New York Law Journal
Communications and Media

Friday, August 7. 1998

James C. Goodale, a Debevoise & Plimpton lawyer, is the author of All About Cable and the host and producer of the TV Show the “Telecommunications and Information Revolution,” Ch. 25 WNYE, New York City.

Why Did the ‘Enquirer’ Pay $10 Million?

On Sunday, June 28, the Cincinnati Enquirer stunned the media and communications world with its banner-headline, front-page announcement that it was retracting and apologizing for an 18-page expose on Chiquita Brands International Inc. The story accused Chiquita of various nefarious acts, including a bribery scheme in Colombia and a reckless use of pesticides in Central America. The Enquirer also paid $10 million to Chiquita.

The Enquirer is not the first communications company to have paid a large sum to settle a claim for publication, and so there was nothing surprising about that. What was surprising, however, was that the payment was made before Chiquita ever brought suit and that the claim itself was based on a story that was in all likelihood true.

Chiquita, however, did sue the reporter. The lawsuit alleges that the reporter somehow “hacked” into Chiquita’s voice-mail system.

This kind of hacking is illegal under the federal Stored Wire and Electronic Communications and Transactional Records Access Act and under an Ohio law prohibiting the unauthorized access of computer systems. Each of these acts permits a suit for compensatory and punitive damages.

Since the reporter, not the Cincinnati Enquirer, did the hacking, a threshold question is whether the newspaper itself could be sued for the actions of its reporter. The reporter repeatedly told the Enquirer – and apparently Chiquita, too – that Chiquita employees gave him the tapes, not that he hacked. Therefore, the Enquirer would seem to have a reasonable case that it was not responsible for the unauthorized hacking of its employee.

The 18-page story the Enquirer ran on Chiquita was reviewed for months by the Enquirer’s outside lawyers and was discussed with lawyers for Chiquita. Based on the fact that the story was so carefully reviewed, it seems highly unlikely that it is libelous.

For the same reason, it is also highly probable that the story is substantially true. The Enquirer, however, does not have to prove the truth of the story to escape liability for libel, only that it did not publish the story recklessly, i.e., that it published “with absence of malice.”

Data lines:
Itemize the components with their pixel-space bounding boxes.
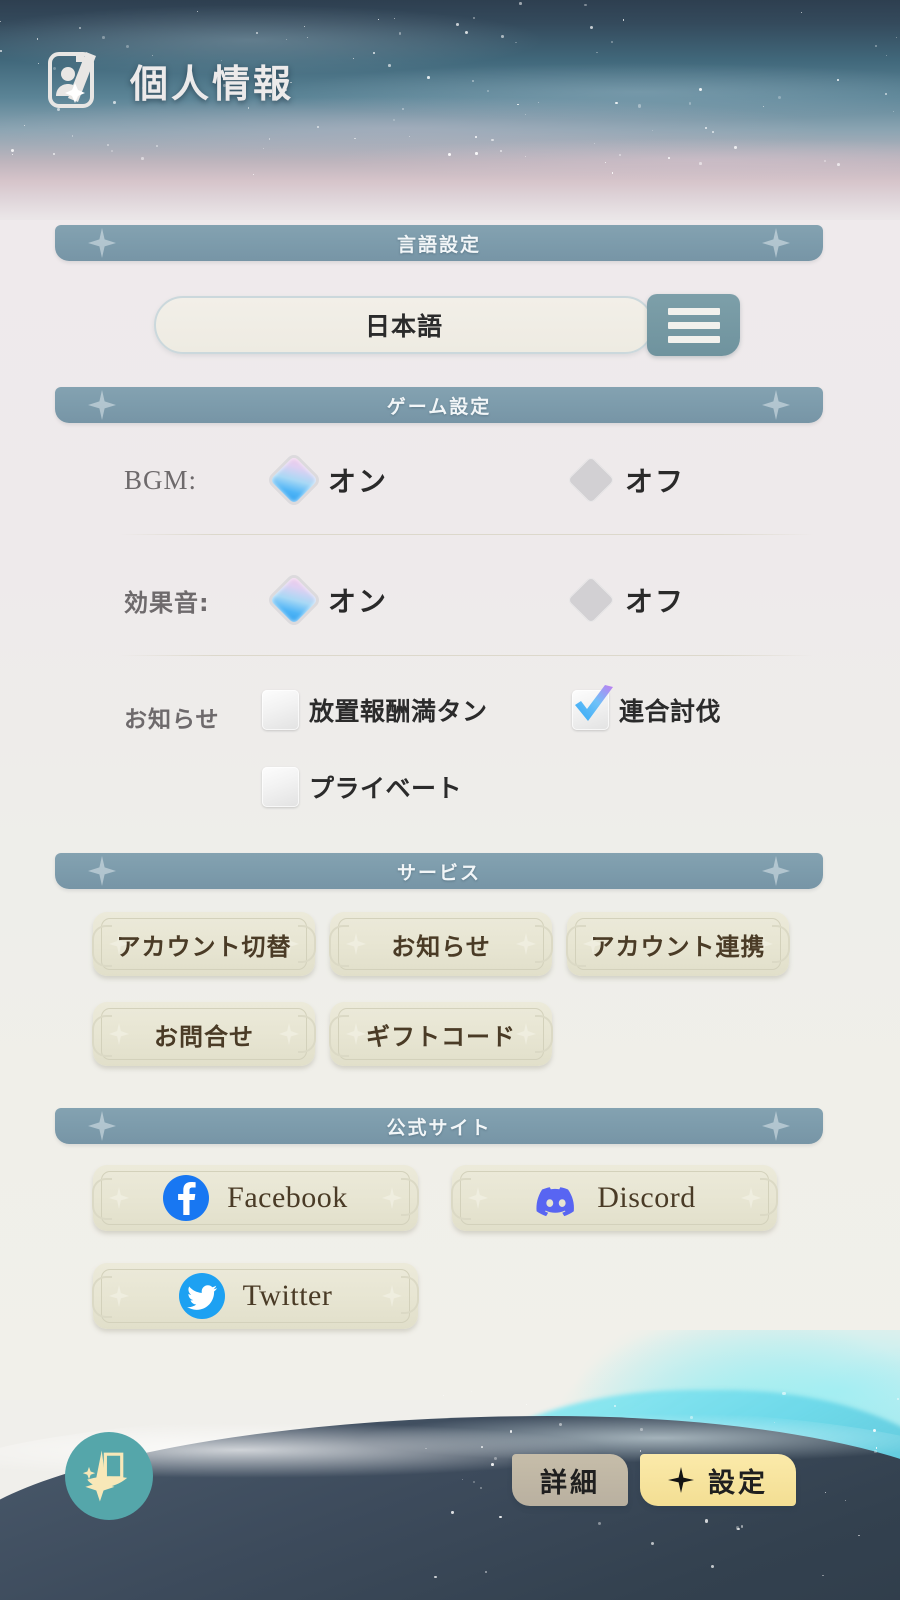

Tasks to perform:
- A) In the column on the Enquirer's payment to Chiquita, what does the lawsuit against the reporter allege?
- B) Extend the column on the Enquirer's payment to Chiquita from the point where it stops.
The lines have no connection to the text.

Responses to the tasks:
- A) It alleges that the reporter hacked into Chiquita's voice-mail system.

- B)
Laundry List of Allegations

Why then would a newspaper retract a story that was substantially true and that its lawyers said was safe to publish? Even more puzzling, why would it pay $10 million for that publication? The answer appears to be that Chiquita’s lawyers produced for the Enquirer’s lawyers a long laundry list of alleged legal violations that, while defensible, would have been quite expensive to the Enquirer to defend.

This list is set out in Chiquita’s suit against the reporter. It alleges defamation; violation of the Federal Wire Tap Act; violation of the federal Stored Wire and Electronic Communications and Transactional Records Access Act; violation of the Ohio Wire Tapping Act; violation of an Ohio act prohibiting unauthorized access to computer systems; trespass; conversion; civil conspiracy; fraud; inducement to violate employee’s duty of confidentiality to employers; inducement to breach contract, and inducement to breach fiduciary duty.

While this is a long list, when all is said and done, the only really troubling violation if for hacking. The publication is probably not defamatory, and while, technically, hacking may be a trespass, it is not likely that Chiquita would have collected much money for a technical trespass.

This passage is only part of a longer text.